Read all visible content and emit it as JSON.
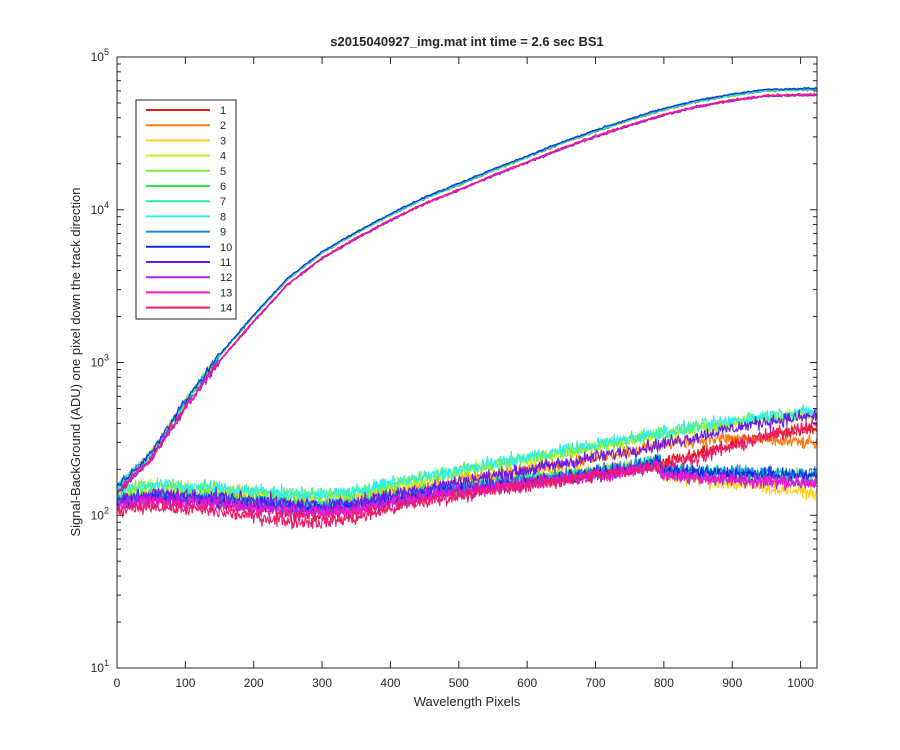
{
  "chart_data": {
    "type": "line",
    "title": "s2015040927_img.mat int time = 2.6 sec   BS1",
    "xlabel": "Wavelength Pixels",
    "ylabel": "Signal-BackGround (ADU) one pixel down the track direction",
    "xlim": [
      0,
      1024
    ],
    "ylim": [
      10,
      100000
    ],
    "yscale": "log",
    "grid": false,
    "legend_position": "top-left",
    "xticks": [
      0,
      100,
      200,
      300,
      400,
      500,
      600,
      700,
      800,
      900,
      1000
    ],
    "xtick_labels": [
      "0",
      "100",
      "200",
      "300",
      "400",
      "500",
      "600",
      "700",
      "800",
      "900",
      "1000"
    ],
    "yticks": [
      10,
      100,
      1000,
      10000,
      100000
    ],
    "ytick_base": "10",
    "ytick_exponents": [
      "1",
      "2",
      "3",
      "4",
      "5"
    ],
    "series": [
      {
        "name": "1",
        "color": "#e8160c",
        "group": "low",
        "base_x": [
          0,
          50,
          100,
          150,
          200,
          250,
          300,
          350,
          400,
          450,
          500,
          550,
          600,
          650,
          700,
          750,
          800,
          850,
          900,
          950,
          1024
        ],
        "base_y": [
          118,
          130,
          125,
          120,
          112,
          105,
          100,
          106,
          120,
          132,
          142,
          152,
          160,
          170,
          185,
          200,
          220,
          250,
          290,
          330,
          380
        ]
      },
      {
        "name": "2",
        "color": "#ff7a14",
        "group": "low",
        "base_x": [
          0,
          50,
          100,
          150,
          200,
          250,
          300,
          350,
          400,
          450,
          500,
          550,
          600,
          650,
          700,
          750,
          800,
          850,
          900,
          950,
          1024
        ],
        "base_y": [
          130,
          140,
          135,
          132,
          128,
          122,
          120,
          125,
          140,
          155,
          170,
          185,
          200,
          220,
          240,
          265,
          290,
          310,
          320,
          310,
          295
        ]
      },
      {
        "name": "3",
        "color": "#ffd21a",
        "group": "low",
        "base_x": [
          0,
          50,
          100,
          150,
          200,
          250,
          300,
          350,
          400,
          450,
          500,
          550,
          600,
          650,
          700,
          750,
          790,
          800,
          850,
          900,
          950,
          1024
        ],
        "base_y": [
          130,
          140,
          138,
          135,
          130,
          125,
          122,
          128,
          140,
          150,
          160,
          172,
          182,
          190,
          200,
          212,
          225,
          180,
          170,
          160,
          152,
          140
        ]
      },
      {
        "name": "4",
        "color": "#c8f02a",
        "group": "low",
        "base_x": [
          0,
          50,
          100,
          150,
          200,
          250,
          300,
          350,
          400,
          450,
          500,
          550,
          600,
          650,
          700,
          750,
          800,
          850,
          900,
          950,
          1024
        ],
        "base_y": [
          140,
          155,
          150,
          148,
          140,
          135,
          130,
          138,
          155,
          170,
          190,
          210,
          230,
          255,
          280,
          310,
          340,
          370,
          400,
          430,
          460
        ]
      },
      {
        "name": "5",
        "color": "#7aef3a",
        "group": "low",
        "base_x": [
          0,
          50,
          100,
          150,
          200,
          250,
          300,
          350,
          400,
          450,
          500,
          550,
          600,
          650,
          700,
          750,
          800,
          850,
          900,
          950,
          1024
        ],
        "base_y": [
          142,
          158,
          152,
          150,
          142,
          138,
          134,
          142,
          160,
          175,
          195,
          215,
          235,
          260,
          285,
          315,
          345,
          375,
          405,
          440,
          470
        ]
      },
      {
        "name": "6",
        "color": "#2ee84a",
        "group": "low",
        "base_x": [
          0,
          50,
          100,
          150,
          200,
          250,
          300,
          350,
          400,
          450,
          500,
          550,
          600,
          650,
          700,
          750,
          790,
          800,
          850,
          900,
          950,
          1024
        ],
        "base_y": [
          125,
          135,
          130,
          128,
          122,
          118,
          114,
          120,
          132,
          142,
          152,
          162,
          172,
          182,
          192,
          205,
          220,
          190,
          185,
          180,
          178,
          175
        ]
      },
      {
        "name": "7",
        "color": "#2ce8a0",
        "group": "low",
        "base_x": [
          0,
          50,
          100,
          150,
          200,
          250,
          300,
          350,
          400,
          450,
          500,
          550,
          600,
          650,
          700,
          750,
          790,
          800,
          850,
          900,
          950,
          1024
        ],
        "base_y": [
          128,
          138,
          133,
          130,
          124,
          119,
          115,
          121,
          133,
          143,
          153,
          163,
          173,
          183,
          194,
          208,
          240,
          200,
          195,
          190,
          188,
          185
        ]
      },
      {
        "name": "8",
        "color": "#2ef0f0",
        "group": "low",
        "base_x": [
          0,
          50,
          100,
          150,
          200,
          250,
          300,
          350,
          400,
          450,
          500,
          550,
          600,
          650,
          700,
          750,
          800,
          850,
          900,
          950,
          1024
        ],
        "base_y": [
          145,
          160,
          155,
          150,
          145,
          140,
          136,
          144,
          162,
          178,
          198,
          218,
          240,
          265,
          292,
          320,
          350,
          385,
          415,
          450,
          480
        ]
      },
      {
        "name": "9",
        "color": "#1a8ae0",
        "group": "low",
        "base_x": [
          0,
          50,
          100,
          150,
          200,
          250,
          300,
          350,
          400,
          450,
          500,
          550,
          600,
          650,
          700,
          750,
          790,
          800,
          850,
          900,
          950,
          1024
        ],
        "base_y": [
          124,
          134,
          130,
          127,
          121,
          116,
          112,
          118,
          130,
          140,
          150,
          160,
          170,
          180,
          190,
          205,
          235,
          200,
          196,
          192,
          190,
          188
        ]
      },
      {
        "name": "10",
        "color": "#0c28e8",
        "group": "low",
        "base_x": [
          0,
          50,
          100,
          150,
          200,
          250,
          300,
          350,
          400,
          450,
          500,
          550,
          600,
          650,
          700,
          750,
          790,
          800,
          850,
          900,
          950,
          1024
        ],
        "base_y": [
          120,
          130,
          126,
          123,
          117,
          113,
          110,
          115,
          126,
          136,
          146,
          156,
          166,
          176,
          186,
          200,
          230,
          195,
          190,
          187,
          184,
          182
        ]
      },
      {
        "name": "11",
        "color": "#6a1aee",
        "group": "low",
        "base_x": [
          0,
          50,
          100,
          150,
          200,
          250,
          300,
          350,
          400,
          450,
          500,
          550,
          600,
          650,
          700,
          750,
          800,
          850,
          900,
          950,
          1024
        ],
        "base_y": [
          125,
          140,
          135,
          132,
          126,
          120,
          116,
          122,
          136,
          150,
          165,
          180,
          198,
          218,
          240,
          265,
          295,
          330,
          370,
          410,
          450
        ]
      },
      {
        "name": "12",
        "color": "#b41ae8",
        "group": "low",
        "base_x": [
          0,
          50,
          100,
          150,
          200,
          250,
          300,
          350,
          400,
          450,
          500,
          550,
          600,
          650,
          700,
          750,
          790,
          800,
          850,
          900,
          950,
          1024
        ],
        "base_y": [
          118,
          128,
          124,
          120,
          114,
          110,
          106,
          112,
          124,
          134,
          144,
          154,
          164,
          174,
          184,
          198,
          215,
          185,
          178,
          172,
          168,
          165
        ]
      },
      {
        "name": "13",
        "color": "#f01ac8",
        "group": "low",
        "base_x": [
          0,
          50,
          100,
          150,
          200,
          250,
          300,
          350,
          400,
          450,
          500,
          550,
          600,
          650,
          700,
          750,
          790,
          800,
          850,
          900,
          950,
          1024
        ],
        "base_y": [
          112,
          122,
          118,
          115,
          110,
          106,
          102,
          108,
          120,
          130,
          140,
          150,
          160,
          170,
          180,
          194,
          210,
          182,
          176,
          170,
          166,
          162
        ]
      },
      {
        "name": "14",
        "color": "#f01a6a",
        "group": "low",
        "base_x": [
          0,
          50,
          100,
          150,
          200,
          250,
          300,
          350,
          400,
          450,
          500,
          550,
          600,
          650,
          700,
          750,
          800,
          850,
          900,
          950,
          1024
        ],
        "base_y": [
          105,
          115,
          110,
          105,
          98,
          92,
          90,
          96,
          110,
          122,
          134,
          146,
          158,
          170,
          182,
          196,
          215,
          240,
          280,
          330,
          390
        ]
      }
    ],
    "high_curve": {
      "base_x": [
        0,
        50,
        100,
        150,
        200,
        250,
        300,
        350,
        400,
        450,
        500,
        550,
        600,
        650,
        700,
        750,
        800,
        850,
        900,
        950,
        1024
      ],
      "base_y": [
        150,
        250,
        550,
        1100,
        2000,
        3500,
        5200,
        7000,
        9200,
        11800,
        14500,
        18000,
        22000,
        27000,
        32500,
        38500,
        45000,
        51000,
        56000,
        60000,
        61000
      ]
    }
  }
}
▬▬▬
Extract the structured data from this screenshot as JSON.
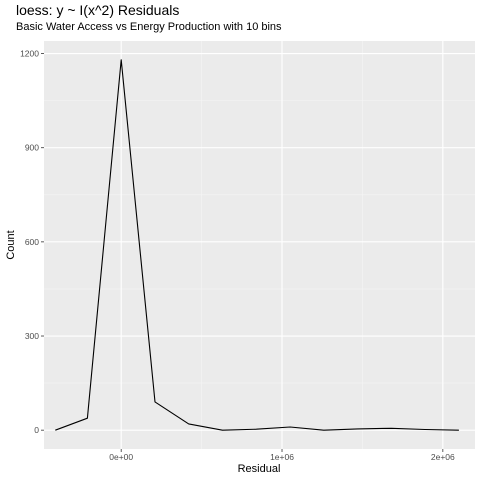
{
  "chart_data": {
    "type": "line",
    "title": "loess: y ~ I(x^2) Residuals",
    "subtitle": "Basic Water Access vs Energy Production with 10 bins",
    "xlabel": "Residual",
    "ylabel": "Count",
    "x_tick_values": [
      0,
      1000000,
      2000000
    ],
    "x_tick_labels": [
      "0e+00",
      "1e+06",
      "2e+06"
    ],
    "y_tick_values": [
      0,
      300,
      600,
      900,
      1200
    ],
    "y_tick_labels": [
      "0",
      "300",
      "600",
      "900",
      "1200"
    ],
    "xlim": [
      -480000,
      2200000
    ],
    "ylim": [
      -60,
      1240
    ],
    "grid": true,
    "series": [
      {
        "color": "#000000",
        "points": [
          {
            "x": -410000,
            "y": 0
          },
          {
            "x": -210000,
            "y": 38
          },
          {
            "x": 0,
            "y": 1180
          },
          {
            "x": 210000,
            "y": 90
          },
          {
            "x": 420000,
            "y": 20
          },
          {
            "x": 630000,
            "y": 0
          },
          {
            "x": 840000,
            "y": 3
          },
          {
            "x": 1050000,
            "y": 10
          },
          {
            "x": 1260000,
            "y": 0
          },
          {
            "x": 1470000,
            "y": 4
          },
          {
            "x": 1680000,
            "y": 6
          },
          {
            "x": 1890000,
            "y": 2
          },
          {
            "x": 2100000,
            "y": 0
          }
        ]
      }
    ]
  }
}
▬▬▬
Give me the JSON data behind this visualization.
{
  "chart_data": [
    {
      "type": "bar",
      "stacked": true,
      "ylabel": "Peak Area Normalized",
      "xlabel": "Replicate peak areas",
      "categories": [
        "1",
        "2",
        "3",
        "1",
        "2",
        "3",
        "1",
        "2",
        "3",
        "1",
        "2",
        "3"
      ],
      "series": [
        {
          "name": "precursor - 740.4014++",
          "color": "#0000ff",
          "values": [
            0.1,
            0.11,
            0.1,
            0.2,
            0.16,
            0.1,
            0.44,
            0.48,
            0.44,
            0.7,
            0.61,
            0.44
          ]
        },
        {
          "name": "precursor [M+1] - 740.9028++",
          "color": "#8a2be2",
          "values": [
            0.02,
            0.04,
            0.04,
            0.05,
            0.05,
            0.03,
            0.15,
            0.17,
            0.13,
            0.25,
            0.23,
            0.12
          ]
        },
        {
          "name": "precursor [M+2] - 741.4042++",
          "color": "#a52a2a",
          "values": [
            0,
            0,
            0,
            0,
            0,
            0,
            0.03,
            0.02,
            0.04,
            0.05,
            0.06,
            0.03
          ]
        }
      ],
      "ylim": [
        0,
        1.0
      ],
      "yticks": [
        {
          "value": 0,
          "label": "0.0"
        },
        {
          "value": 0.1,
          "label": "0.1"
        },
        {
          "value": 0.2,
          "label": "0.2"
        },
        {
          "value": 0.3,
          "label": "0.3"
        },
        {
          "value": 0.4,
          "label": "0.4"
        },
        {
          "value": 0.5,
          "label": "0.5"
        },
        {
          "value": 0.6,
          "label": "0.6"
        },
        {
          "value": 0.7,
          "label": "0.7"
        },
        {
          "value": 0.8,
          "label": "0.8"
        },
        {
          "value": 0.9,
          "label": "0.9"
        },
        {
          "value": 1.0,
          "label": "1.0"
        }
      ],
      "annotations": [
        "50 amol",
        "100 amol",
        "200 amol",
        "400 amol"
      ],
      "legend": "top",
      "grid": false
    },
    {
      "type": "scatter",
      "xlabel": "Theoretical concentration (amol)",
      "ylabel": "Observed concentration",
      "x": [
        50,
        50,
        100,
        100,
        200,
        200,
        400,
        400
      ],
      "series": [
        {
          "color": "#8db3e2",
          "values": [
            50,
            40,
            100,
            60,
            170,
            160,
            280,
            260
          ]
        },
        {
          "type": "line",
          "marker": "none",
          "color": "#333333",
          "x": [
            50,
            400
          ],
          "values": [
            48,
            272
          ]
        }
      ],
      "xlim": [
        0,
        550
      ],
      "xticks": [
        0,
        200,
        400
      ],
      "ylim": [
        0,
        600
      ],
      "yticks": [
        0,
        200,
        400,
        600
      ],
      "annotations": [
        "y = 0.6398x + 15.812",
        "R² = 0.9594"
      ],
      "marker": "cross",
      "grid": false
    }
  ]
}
▬▬▬
> _EXERCISE BRIEF_: Copy each line of the listing that holds the word "concentration".

> _COMPLETED EXERCISE_:
      "xlabel": "Theoretical concentration (amol)",
      "ylabel": "Observed concentration",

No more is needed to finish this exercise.